# Your instructions
Transcribe the records verbatim, from the first line through the line holding "series-2-point <box>234 313 243 322</box>", both ends included.

# Data provided
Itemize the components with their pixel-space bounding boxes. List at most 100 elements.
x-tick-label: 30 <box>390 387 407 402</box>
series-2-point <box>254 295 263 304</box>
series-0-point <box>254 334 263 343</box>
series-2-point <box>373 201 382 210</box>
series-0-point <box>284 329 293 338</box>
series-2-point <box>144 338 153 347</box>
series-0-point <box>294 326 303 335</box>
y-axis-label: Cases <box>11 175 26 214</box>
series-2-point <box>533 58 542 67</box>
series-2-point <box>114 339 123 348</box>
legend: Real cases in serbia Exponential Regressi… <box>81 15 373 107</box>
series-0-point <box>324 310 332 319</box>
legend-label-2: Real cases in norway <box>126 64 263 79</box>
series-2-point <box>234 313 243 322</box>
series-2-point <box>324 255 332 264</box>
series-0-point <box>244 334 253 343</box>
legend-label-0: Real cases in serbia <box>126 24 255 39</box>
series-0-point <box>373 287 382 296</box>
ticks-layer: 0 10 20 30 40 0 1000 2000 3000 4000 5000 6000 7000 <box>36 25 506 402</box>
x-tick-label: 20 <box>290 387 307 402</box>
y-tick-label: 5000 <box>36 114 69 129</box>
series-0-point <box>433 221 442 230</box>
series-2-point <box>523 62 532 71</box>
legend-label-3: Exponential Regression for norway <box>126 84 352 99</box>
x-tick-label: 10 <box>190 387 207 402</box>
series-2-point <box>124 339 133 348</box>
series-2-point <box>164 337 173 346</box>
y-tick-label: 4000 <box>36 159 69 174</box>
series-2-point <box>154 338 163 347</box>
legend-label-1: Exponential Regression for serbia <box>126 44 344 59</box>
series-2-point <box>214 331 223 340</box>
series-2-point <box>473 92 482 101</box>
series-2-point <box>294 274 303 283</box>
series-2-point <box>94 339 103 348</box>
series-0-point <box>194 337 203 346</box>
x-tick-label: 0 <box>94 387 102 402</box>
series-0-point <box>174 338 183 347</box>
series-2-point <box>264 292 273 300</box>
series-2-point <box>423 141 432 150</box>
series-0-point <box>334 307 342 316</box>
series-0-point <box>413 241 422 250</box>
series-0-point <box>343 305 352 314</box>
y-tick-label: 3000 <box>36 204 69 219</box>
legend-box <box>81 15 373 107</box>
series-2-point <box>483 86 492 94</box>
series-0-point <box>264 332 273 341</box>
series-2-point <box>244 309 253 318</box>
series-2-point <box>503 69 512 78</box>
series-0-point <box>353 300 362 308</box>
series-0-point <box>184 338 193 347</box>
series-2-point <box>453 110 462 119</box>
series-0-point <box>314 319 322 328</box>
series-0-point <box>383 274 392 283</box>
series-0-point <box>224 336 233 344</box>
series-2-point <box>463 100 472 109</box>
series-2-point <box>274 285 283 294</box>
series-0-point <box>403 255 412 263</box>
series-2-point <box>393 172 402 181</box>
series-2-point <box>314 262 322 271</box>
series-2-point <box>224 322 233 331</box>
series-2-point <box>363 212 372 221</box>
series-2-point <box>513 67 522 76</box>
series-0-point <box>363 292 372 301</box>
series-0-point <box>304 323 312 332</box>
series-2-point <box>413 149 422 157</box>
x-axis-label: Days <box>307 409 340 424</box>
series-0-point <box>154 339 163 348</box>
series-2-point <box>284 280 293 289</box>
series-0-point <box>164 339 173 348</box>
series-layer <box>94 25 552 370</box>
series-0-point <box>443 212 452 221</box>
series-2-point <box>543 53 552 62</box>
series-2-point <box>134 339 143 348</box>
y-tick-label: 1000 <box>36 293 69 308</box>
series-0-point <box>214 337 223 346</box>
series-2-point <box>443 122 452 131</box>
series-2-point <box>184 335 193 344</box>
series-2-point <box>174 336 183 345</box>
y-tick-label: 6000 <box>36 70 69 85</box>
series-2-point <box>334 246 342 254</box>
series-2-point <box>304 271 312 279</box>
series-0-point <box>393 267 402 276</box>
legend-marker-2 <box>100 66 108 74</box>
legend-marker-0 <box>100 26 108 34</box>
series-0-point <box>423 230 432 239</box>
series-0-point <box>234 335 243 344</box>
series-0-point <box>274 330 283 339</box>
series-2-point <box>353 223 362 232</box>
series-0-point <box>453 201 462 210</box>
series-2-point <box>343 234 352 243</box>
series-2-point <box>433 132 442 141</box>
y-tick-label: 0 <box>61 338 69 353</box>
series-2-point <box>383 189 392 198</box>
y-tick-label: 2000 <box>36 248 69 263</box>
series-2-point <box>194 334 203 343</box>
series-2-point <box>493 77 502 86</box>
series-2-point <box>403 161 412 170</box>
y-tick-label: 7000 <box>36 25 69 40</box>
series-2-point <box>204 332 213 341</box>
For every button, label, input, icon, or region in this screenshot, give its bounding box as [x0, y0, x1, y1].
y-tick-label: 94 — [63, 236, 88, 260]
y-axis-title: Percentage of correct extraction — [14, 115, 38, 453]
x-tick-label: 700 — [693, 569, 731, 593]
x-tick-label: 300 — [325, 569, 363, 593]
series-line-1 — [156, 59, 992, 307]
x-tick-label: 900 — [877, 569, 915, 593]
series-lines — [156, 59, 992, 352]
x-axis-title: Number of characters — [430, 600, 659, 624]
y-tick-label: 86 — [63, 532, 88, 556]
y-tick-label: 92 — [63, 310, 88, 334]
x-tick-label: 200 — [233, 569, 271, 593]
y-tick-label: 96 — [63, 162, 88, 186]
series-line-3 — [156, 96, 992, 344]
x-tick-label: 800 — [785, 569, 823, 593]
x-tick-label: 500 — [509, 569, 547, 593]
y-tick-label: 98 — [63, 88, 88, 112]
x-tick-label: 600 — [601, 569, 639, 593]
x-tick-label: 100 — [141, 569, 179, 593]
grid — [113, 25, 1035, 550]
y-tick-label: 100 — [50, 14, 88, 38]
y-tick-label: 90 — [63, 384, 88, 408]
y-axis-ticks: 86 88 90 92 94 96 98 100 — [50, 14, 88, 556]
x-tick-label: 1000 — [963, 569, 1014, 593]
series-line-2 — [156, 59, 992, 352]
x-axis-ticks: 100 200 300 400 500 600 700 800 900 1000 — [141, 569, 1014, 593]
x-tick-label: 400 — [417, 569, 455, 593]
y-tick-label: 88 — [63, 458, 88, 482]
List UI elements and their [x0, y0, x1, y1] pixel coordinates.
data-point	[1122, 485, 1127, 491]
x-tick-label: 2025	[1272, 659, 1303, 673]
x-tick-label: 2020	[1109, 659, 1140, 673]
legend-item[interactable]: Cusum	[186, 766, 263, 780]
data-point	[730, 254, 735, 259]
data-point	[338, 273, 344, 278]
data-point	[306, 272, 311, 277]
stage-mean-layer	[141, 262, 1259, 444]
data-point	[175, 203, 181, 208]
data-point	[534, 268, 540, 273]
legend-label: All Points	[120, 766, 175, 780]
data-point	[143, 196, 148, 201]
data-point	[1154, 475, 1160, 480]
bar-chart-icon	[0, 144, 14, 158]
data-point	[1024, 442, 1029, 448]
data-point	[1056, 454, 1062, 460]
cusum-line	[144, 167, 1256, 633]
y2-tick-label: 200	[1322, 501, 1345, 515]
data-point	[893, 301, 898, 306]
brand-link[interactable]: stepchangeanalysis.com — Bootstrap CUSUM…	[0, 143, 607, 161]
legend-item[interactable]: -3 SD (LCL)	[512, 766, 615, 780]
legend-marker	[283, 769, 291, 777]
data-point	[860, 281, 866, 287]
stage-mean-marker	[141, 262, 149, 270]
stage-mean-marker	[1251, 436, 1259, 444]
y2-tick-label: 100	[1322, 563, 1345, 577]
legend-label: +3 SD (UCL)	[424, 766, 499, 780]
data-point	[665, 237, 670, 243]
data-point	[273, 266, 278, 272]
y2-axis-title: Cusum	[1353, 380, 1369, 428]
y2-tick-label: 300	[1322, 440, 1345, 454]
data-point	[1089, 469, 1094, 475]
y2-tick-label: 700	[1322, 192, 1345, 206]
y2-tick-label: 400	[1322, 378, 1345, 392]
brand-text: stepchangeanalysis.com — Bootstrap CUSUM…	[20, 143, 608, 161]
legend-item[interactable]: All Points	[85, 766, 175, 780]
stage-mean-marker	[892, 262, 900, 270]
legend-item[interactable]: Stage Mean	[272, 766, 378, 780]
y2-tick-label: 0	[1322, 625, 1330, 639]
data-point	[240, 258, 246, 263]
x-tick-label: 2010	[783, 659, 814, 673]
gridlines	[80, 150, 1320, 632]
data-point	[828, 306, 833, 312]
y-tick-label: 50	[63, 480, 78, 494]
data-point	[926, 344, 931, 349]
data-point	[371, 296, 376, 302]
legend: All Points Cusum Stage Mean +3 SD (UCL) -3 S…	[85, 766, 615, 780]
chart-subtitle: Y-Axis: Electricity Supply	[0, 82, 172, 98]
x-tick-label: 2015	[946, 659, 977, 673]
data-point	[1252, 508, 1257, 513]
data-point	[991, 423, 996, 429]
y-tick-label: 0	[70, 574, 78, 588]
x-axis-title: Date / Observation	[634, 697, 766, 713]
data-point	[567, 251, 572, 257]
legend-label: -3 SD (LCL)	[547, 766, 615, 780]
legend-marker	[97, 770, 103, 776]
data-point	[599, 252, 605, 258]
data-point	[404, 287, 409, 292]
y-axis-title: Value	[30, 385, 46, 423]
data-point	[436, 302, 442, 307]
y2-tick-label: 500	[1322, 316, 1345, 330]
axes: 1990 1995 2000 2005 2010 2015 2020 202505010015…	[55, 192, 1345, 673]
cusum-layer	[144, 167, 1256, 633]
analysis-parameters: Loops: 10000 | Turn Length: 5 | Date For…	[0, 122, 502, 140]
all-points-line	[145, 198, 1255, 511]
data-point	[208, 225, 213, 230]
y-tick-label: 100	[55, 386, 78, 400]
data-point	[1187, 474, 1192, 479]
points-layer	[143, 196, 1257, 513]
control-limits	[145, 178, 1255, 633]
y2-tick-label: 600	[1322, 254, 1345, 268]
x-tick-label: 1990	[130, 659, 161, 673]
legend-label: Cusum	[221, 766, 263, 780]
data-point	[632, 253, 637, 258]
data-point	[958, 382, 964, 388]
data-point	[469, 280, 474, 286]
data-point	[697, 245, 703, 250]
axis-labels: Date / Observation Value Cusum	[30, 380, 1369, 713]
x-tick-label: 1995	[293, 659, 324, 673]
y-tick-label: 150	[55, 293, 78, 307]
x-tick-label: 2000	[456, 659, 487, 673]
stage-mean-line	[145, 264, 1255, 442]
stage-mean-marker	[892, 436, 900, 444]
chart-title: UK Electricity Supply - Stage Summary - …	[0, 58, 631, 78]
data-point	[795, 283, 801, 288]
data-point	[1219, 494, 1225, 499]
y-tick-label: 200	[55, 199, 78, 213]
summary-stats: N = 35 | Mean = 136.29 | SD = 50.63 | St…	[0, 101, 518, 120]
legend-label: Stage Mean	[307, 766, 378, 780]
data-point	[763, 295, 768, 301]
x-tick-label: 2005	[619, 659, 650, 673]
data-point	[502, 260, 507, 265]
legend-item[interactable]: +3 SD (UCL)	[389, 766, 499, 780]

# Solution for this problem
Itemize the components with their pixel-space bounding boxes. List at most 100 elements.
x-tick-label: 30 <box>390 387 407 402</box>
series-2-point <box>254 295 263 304</box>
series-0-point <box>254 334 263 343</box>
series-2-point <box>373 201 382 210</box>
series-0-point <box>284 329 293 338</box>
series-2-point <box>144 338 153 347</box>
series-0-point <box>294 326 303 335</box>
y-axis-label: Cases <box>11 175 26 214</box>
series-2-point <box>533 58 542 67</box>
series-2-point <box>114 339 123 348</box>
legend: Real cases in serbia Exponential Regressi… <box>81 15 373 107</box>
series-0-point <box>324 310 332 319</box>
legend-label-2: Real cases in norway <box>126 64 263 79</box>
series-2-point <box>234 313 243 322</box>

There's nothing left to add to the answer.